• **What you will do**:
Reply only with how many lines contain the word "Value".

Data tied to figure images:
BEGIN

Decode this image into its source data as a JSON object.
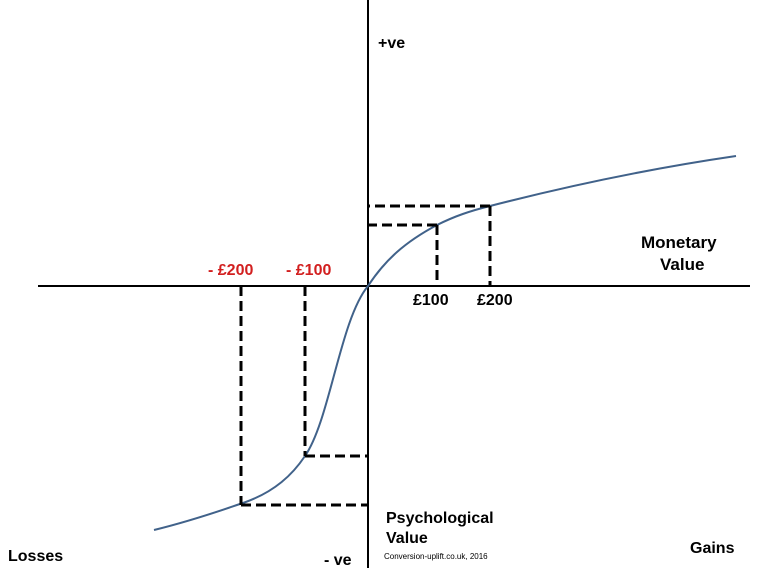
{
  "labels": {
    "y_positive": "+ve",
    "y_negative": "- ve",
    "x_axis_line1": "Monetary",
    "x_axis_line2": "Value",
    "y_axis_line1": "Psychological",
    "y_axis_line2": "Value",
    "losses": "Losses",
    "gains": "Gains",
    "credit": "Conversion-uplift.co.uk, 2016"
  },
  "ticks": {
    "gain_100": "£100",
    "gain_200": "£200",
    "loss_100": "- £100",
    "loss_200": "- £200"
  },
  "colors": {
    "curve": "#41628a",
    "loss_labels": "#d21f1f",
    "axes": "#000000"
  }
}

END

• **Response**:
2